# OBJECTIVE
Check every line of the material below for the string "PARENT", and return the ones that have it.

==*==

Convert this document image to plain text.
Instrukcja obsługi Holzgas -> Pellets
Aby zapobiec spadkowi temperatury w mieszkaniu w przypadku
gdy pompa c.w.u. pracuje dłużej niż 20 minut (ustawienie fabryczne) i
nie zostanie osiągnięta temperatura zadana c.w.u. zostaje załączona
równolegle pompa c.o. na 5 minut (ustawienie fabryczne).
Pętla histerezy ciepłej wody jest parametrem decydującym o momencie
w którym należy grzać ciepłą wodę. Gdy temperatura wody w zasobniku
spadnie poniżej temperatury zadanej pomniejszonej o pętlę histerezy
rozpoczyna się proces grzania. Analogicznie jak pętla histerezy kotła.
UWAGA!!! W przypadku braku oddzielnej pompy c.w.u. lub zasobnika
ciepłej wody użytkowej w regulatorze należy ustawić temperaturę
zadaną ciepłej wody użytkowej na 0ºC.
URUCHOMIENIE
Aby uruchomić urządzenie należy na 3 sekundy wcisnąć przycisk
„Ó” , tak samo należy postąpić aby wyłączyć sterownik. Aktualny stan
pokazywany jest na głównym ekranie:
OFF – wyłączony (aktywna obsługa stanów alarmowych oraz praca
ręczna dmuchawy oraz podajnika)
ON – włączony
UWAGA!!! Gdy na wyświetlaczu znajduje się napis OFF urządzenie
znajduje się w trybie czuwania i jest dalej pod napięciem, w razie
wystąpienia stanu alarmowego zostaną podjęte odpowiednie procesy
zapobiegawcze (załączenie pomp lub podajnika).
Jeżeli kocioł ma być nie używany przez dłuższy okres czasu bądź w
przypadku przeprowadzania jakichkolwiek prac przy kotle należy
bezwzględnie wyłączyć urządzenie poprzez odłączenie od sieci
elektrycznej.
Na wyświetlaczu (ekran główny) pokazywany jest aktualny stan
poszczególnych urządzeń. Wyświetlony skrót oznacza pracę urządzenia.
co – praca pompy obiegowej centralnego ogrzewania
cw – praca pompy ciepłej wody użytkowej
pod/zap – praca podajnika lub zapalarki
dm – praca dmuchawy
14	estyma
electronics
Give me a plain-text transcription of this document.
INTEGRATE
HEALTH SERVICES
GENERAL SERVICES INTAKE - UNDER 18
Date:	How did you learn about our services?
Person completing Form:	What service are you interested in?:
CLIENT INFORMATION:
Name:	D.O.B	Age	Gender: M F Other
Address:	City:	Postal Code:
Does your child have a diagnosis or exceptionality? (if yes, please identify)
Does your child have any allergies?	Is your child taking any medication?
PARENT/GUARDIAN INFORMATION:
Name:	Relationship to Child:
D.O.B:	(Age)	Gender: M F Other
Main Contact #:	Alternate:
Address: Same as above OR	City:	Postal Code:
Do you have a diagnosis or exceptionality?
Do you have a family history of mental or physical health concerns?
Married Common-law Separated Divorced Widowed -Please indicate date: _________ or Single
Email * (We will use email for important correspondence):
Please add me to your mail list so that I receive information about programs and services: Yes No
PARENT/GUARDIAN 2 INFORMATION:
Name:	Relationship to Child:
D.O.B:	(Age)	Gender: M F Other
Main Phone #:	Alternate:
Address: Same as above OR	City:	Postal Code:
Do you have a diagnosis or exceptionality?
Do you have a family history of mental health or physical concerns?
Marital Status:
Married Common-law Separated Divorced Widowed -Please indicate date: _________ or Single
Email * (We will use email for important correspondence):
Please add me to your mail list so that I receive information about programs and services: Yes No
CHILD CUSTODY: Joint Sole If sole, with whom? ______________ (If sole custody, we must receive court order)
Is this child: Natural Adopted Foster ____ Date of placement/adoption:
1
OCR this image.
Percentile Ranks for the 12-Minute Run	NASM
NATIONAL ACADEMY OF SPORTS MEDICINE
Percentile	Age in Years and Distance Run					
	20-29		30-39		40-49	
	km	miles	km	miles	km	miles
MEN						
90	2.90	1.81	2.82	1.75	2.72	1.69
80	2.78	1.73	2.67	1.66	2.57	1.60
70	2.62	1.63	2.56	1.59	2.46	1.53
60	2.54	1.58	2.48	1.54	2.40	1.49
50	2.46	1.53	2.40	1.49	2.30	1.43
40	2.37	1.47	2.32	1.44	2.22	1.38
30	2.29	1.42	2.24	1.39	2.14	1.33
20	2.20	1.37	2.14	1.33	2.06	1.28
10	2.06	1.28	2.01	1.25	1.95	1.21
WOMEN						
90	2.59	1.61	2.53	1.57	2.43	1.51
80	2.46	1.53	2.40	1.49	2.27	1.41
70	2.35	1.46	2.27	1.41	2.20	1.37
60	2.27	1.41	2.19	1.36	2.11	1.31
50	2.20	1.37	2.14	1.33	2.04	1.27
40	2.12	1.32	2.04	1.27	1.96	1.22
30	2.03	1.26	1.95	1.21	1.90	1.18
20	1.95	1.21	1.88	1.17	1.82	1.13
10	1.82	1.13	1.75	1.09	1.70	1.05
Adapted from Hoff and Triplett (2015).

==*==

# RESULT FOR THIS EXERCISE
PARENT/GUARDIAN INFORMATION:
PARENT/GUARDIAN 2 INFORMATION:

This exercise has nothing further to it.